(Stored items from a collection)
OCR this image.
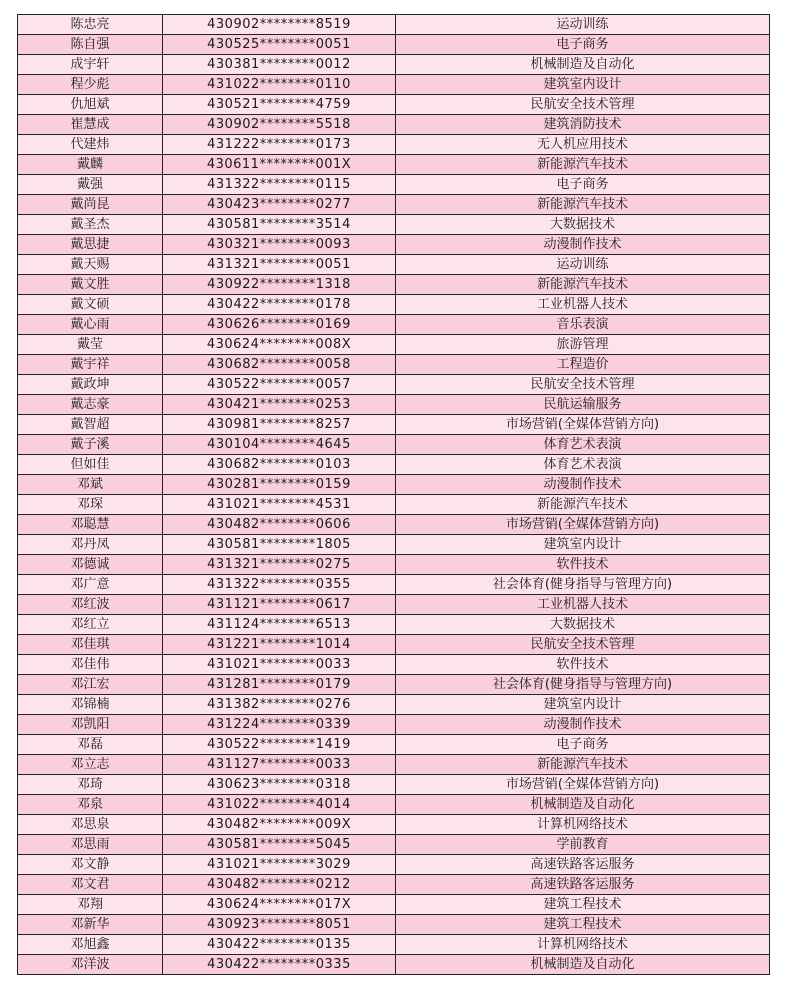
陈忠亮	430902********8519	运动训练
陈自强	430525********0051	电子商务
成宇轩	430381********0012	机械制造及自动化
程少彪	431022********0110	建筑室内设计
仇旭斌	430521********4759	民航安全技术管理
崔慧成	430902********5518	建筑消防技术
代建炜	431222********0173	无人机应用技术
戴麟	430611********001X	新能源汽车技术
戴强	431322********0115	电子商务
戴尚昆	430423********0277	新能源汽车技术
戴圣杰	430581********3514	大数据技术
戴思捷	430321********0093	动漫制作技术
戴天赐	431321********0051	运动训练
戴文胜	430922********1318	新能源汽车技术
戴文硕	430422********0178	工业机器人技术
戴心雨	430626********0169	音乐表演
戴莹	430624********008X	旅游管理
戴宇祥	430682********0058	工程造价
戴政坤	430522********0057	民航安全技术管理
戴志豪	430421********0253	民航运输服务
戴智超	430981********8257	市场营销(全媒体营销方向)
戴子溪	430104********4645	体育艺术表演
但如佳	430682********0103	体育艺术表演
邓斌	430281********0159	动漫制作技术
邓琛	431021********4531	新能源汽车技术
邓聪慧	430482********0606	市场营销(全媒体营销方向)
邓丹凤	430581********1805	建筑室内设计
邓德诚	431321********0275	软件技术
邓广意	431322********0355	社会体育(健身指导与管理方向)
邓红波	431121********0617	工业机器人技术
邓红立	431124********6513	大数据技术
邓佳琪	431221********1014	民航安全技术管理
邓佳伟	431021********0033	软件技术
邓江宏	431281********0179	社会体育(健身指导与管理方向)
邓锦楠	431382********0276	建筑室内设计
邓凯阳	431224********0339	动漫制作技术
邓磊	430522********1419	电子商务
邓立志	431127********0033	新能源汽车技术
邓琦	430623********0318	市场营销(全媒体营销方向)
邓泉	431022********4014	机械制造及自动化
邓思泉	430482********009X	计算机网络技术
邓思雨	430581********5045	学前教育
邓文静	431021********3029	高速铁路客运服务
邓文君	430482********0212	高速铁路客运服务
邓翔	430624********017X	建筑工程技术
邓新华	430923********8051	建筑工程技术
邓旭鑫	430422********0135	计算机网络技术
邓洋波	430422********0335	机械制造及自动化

> [Requirements]: Show the lines from the data above that contain the string "建筑室内设计".

> [Solution for this problem]:
程少彪	431022********0110	建筑室内设计
邓丹凤	430581********1805	建筑室内设计
邓锦楠	431382********0276	建筑室内设计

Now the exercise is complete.